[start]

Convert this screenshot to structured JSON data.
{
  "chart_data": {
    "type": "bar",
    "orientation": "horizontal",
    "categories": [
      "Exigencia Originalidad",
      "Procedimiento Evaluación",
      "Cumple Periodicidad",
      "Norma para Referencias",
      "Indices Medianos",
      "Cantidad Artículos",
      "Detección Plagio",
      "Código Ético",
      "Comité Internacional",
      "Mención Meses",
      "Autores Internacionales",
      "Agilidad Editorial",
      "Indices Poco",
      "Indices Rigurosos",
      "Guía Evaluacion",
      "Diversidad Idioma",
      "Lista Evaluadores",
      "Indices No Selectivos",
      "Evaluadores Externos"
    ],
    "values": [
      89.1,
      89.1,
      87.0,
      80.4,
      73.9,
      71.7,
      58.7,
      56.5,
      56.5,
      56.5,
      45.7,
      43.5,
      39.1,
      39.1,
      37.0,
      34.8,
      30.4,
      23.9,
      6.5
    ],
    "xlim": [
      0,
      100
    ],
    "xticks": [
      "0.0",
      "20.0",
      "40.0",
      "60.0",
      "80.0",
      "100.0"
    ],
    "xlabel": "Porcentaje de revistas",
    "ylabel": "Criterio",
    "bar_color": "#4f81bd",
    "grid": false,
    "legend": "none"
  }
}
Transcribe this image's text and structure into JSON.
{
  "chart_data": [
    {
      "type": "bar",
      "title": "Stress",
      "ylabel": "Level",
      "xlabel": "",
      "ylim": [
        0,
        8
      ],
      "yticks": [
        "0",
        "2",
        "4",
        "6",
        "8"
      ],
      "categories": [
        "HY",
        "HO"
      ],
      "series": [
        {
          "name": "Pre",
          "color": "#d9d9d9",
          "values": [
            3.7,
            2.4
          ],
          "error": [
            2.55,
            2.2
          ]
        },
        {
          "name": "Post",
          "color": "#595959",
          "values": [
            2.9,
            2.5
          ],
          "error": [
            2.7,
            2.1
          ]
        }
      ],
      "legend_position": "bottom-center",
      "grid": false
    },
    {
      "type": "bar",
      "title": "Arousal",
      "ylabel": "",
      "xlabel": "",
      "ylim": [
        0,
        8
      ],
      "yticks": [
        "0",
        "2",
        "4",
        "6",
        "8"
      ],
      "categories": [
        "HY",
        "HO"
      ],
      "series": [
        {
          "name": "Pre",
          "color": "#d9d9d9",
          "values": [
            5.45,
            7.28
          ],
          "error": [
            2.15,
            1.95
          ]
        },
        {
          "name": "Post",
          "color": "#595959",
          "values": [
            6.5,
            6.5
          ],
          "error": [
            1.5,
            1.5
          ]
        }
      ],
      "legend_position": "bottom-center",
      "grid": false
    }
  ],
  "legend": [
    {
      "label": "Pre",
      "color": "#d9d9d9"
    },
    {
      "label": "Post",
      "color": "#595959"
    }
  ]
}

[end]

> **REQUIREMENT**
Output the full listing exactly as it stands.

> **THE RESULT**
Convert this screenshot to structured JSON data.
{
  "chart_data": {
    "type": "bar",
    "orientation": "horizontal",
    "categories": [
      "Exigencia Originalidad",
      "Procedimiento Evaluación",
      "Cumple Periodicidad",
      "Norma para Referencias",
      "Indices Medianos",
      "Cantidad Artículos",
      "Detección Plagio",
      "Código Ético",
      "Comité Internacional",
      "Mención Meses",
      "Autores Internacionales",
      "Agilidad Editorial",
      "Indices Poco",
      "Indices Rigurosos",
      "Guía Evaluacion",
      "Diversidad Idioma",
      "Lista Evaluadores",
      "Indices No Selectivos",
      "Evaluadores Externos"
    ],
    "values": [
      89.1,
      89.1,
      87.0,
      80.4,
      73.9,
      71.7,
      58.7,
      56.5,
      56.5,
      56.5,
      45.7,
      43.5,
      39.1,
      39.1,
      37.0,
      34.8,
      30.4,
      23.9,
      6.5
    ],
    "xlim": [
      0,
      100
    ],
    "xticks": [
      "0.0",
      "20.0",
      "40.0",
      "60.0",
      "80.0",
      "100.0"
    ],
    "xlabel": "Porcentaje de revistas",
    "ylabel": "Criterio",
    "bar_color": "#4f81bd",
    "grid": false,
    "legend": "none"
  }
}
Transcribe this image's text and structure into JSON.
{
  "chart_data": [
    {
      "type": "bar",
      "title": "Stress",
      "ylabel": "Level",
      "xlabel": "",
      "ylim": [
        0,
        8
      ],
      "yticks": [
        "0",
        "2",
        "4",
        "6",
        "8"
      ],
      "categories": [
        "HY",
        "HO"
      ],
      "series": [
        {
          "name": "Pre",
          "color": "#d9d9d9",
          "values": [
            3.7,
            2.4
          ],
          "error": [
            2.55,
            2.2
          ]
        },
        {
          "name": "Post",
          "color": "#595959",
          "values": [
            2.9,
            2.5
          ],
          "error": [
            2.7,
            2.1
          ]
        }
      ],
      "legend_position": "bottom-center",
      "grid": false
    },
    {
      "type": "bar",
      "title": "Arousal",
      "ylabel": "",
      "xlabel": "",
      "ylim": [
        0,
        8
      ],
      "yticks": [
        "0",
        "2",
        "4",
        "6",
        "8"
      ],
      "categories": [
        "HY",
        "HO"
      ],
      "series": [
        {
          "name": "Pre",
          "color": "#d9d9d9",
          "values": [
            5.45,
            7.28
          ],
          "error": [
            2.15,
            1.95
          ]
        },
        {
          "name": "Post",
          "color": "#595959",
          "values": [
            6.5,
            6.5
          ],
          "error": [
            1.5,
            1.5
          ]
        }
      ],
      "legend_position": "bottom-center",
      "grid": false
    }
  ],
  "legend": [
    {
      "label": "Pre",
      "color": "#d9d9d9"
    },
    {
      "label": "Post",
      "color": "#595959"
    }
  ]
}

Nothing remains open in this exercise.